Repeat the material verbatim and drop the pictures.
-- start of INFORMATION GIVEN --
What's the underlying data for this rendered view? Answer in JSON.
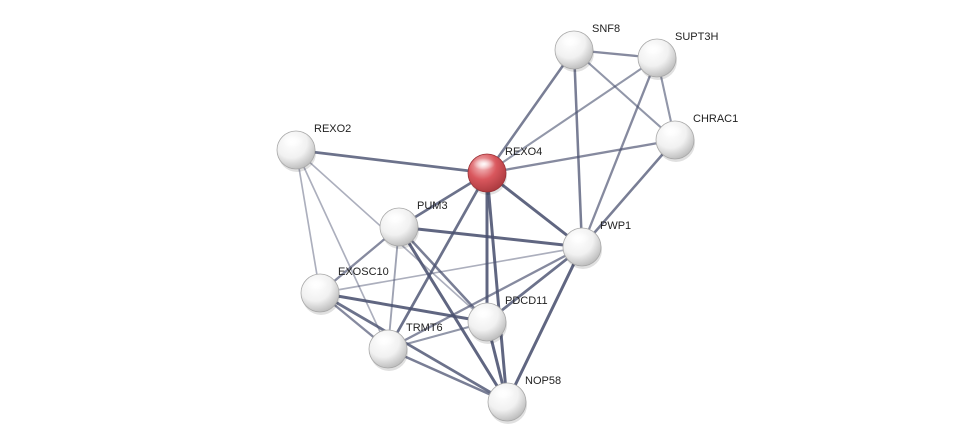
{
  "network": {
    "colors": {
      "query_node": "#d9575d",
      "partner_node": "#ffffff",
      "edge": "#4a5170",
      "label": "#222222"
    },
    "nodes": [
      {
        "id": "REXO4",
        "label": "REXO4",
        "role": "query"
      },
      {
        "id": "SNF8",
        "label": "SNF8",
        "role": "partner"
      },
      {
        "id": "SUPT3H",
        "label": "SUPT3H",
        "role": "partner"
      },
      {
        "id": "CHRAC1",
        "label": "CHRAC1",
        "role": "partner"
      },
      {
        "id": "REXO2",
        "label": "REXO2",
        "role": "partner"
      },
      {
        "id": "PUM3",
        "label": "PUM3",
        "role": "partner"
      },
      {
        "id": "PWP1",
        "label": "PWP1",
        "role": "partner"
      },
      {
        "id": "EXOSC10",
        "label": "EXOSC10",
        "role": "partner"
      },
      {
        "id": "PDCD11",
        "label": "PDCD11",
        "role": "partner"
      },
      {
        "id": "TRMT6",
        "label": "TRMT6",
        "role": "partner"
      },
      {
        "id": "NOP58",
        "label": "NOP58",
        "role": "partner"
      }
    ],
    "edges": [
      {
        "source": "SNF8",
        "target": "SUPT3H",
        "weight": 0.6
      },
      {
        "source": "SNF8",
        "target": "REXO4",
        "weight": 0.7
      },
      {
        "source": "SNF8",
        "target": "CHRAC1",
        "weight": 0.5
      },
      {
        "source": "SNF8",
        "target": "PWP1",
        "weight": 0.7
      },
      {
        "source": "SUPT3H",
        "target": "REXO4",
        "weight": 0.5
      },
      {
        "source": "SUPT3H",
        "target": "CHRAC1",
        "weight": 0.5
      },
      {
        "source": "SUPT3H",
        "target": "PWP1",
        "weight": 0.6
      },
      {
        "source": "CHRAC1",
        "target": "REXO4",
        "weight": 0.6
      },
      {
        "source": "CHRAC1",
        "target": "PWP1",
        "weight": 0.7
      },
      {
        "source": "REXO2",
        "target": "REXO4",
        "weight": 0.8
      },
      {
        "source": "REXO2",
        "target": "EXOSC10",
        "weight": 0.3
      },
      {
        "source": "REXO2",
        "target": "TRMT6",
        "weight": 0.3
      },
      {
        "source": "REXO2",
        "target": "PDCD11",
        "weight": 0.3
      },
      {
        "source": "REXO4",
        "target": "PUM3",
        "weight": 0.8
      },
      {
        "source": "REXO4",
        "target": "PWP1",
        "weight": 0.9
      },
      {
        "source": "REXO4",
        "target": "PDCD11",
        "weight": 0.9
      },
      {
        "source": "REXO4",
        "target": "NOP58",
        "weight": 0.9
      },
      {
        "source": "REXO4",
        "target": "TRMT6",
        "weight": 0.8
      },
      {
        "source": "PUM3",
        "target": "PWP1",
        "weight": 0.9
      },
      {
        "source": "PUM3",
        "target": "EXOSC10",
        "weight": 0.6
      },
      {
        "source": "PUM3",
        "target": "TRMT6",
        "weight": 0.4
      },
      {
        "source": "PUM3",
        "target": "PDCD11",
        "weight": 0.7
      },
      {
        "source": "PUM3",
        "target": "NOP58",
        "weight": 0.9
      },
      {
        "source": "PWP1",
        "target": "EXOSC10",
        "weight": 0.3
      },
      {
        "source": "PWP1",
        "target": "PDCD11",
        "weight": 0.8
      },
      {
        "source": "PWP1",
        "target": "TRMT6",
        "weight": 0.6
      },
      {
        "source": "PWP1",
        "target": "NOP58",
        "weight": 0.9
      },
      {
        "source": "EXOSC10",
        "target": "PDCD11",
        "weight": 0.9
      },
      {
        "source": "EXOSC10",
        "target": "TRMT6",
        "weight": 0.6
      },
      {
        "source": "EXOSC10",
        "target": "NOP58",
        "weight": 0.8
      },
      {
        "source": "PDCD11",
        "target": "TRMT6",
        "weight": 0.5
      },
      {
        "source": "PDCD11",
        "target": "NOP58",
        "weight": 0.9
      },
      {
        "source": "TRMT6",
        "target": "NOP58",
        "weight": 0.7
      }
    ]
  }
}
-- end of INFORMATION GIVEN --
EXERCISE OUTPUT:
What's the underlying data for this rendered view? Answer in JSON.
{
  "network": {
    "colors": {
      "query_node": "#d9575d",
      "partner_node": "#ffffff",
      "edge": "#4a5170",
      "label": "#222222"
    },
    "nodes": [
      {
        "id": "REXO4",
        "label": "REXO4",
        "role": "query"
      },
      {
        "id": "SNF8",
        "label": "SNF8",
        "role": "partner"
      },
      {
        "id": "SUPT3H",
        "label": "SUPT3H",
        "role": "partner"
      },
      {
        "id": "CHRAC1",
        "label": "CHRAC1",
        "role": "partner"
      },
      {
        "id": "REXO2",
        "label": "REXO2",
        "role": "partner"
      },
      {
        "id": "PUM3",
        "label": "PUM3",
        "role": "partner"
      },
      {
        "id": "PWP1",
        "label": "PWP1",
        "role": "partner"
      },
      {
        "id": "EXOSC10",
        "label": "EXOSC10",
        "role": "partner"
      },
      {
        "id": "PDCD11",
        "label": "PDCD11",
        "role": "partner"
      },
      {
        "id": "TRMT6",
        "label": "TRMT6",
        "role": "partner"
      },
      {
        "id": "NOP58",
        "label": "NOP58",
        "role": "partner"
      }
    ],
    "edges": [
      {
        "source": "SNF8",
        "target": "SUPT3H",
        "weight": 0.6
      },
      {
        "source": "SNF8",
        "target": "REXO4",
        "weight": 0.7
      },
      {
        "source": "SNF8",
        "target": "CHRAC1",
        "weight": 0.5
      },
      {
        "source": "SNF8",
        "target": "PWP1",
        "weight": 0.7
      },
      {
        "source": "SUPT3H",
        "target": "REXO4",
        "weight": 0.5
      },
      {
        "source": "SUPT3H",
        "target": "CHRAC1",
        "weight": 0.5
      },
      {
        "source": "SUPT3H",
        "target": "PWP1",
        "weight": 0.6
      },
      {
        "source": "CHRAC1",
        "target": "REXO4",
        "weight": 0.6
      },
      {
        "source": "CHRAC1",
        "target": "PWP1",
        "weight": 0.7
      },
      {
        "source": "REXO2",
        "target": "REXO4",
        "weight": 0.8
      },
      {
        "source": "REXO2",
        "target": "EXOSC10",
        "weight": 0.3
      },
      {
        "source": "REXO2",
        "target": "TRMT6",
        "weight": 0.3
      },
      {
        "source": "REXO2",
        "target": "PDCD11",
        "weight": 0.3
      },
      {
        "source": "REXO4",
        "target": "PUM3",
        "weight": 0.8
      },
      {
        "source": "REXO4",
        "target": "PWP1",
        "weight": 0.9
      },
      {
        "source": "REXO4",
        "target": "PDCD11",
        "weight": 0.9
      },
      {
        "source": "REXO4",
        "target": "NOP58",
        "weight": 0.9
      },
      {
        "source": "REXO4",
        "target": "TRMT6",
        "weight": 0.8
      },
      {
        "source": "PUM3",
        "target": "PWP1",
        "weight": 0.9
      },
      {
        "source": "PUM3",
        "target": "EXOSC10",
        "weight": 0.6
      },
      {
        "source": "PUM3",
        "target": "TRMT6",
        "weight": 0.4
      },
      {
        "source": "PUM3",
        "target": "PDCD11",
        "weight": 0.7
      },
      {
        "source": "PUM3",
        "target": "NOP58",
        "weight": 0.9
      },
      {
        "source": "PWP1",
        "target": "EXOSC10",
        "weight": 0.3
      },
      {
        "source": "PWP1",
        "target": "PDCD11",
        "weight": 0.8
      },
      {
        "source": "PWP1",
        "target": "TRMT6",
        "weight": 0.6
      },
      {
        "source": "PWP1",
        "target": "NOP58",
        "weight": 0.9
      },
      {
        "source": "EXOSC10",
        "target": "PDCD11",
        "weight": 0.9
      },
      {
        "source": "EXOSC10",
        "target": "TRMT6",
        "weight": 0.6
      },
      {
        "source": "EXOSC10",
        "target": "NOP58",
        "weight": 0.8
      },
      {
        "source": "PDCD11",
        "target": "TRMT6",
        "weight": 0.5
      },
      {
        "source": "PDCD11",
        "target": "NOP58",
        "weight": 0.9
      },
      {
        "source": "TRMT6",
        "target": "NOP58",
        "weight": 0.7
      }
    ]
  }
}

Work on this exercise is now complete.